───── INFORMATION GIVEN

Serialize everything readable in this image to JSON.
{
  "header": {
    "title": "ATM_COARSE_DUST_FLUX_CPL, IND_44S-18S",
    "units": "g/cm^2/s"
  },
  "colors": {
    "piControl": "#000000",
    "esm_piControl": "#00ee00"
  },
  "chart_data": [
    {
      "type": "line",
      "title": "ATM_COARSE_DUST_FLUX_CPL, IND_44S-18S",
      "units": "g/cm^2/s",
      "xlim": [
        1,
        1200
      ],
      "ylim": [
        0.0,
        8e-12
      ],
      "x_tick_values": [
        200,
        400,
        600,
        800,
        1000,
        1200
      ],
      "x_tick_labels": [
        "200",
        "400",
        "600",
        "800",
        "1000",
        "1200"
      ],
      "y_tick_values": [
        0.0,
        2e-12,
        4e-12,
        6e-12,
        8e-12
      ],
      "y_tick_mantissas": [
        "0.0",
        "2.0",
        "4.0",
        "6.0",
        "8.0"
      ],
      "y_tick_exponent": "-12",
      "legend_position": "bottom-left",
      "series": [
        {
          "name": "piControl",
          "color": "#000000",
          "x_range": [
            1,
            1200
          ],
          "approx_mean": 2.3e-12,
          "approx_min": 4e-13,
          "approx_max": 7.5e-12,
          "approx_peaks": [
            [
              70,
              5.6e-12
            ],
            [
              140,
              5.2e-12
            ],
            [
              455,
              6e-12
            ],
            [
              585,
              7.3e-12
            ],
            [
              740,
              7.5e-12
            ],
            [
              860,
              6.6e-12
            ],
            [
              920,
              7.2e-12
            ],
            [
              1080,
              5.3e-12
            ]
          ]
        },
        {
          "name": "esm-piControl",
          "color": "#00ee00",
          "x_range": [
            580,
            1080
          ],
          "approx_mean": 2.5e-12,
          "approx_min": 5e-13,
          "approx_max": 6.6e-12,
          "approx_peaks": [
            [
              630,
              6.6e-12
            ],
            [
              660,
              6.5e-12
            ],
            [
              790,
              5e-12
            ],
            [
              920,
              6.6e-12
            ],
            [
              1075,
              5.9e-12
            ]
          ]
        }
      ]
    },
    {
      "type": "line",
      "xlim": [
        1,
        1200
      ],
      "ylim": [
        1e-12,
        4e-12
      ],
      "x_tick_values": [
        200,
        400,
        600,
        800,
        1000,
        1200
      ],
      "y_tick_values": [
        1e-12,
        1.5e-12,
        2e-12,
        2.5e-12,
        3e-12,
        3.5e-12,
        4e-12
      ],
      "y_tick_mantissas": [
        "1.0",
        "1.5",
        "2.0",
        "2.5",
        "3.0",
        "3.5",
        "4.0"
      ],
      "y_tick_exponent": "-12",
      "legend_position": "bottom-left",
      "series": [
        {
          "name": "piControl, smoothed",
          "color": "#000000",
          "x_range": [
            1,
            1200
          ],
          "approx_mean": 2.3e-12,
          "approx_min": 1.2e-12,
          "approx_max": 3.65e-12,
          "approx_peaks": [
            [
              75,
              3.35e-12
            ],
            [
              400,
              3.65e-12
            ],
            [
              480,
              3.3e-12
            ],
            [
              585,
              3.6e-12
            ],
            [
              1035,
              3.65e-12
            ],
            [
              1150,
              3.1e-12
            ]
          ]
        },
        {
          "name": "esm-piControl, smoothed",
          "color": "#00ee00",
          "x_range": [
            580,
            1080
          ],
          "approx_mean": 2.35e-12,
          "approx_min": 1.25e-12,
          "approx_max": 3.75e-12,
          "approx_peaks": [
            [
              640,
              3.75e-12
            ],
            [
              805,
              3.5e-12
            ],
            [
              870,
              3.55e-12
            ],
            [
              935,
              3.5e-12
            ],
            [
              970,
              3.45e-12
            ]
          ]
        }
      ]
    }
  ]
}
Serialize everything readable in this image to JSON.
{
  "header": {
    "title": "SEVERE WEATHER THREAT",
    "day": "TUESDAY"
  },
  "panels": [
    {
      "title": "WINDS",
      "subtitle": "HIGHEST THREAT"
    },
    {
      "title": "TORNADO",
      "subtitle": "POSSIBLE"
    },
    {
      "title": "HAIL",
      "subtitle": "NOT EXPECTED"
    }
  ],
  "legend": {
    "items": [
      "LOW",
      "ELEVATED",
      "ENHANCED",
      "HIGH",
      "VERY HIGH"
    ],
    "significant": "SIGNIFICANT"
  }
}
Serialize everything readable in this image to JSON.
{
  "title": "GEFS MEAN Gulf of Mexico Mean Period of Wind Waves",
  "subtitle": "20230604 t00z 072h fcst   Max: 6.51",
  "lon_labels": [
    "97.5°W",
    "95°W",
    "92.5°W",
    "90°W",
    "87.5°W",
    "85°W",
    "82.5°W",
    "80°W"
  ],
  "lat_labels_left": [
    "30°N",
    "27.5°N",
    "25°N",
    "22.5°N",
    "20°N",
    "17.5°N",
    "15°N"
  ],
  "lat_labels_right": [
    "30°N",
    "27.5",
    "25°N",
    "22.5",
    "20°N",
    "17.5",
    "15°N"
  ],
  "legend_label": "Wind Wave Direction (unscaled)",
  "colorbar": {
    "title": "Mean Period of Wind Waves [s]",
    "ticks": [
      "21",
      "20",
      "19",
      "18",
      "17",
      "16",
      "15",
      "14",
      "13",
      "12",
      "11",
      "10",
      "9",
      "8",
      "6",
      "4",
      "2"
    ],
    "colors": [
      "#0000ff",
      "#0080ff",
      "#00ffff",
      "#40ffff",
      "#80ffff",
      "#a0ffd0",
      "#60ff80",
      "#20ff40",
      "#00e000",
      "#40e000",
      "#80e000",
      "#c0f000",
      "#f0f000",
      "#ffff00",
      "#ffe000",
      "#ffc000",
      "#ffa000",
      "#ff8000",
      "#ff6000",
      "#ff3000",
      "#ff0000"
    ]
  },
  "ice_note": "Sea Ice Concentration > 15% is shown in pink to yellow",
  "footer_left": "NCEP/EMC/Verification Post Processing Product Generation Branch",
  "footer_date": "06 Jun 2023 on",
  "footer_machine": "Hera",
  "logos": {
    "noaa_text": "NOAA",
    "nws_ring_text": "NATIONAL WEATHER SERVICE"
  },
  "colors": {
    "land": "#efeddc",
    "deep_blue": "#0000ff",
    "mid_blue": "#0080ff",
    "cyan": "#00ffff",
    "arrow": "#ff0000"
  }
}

──────────

Show every line that contains the word "smoothed".

          "name": "piControl, smoothed",
          "name": "esm-piControl, smoothed",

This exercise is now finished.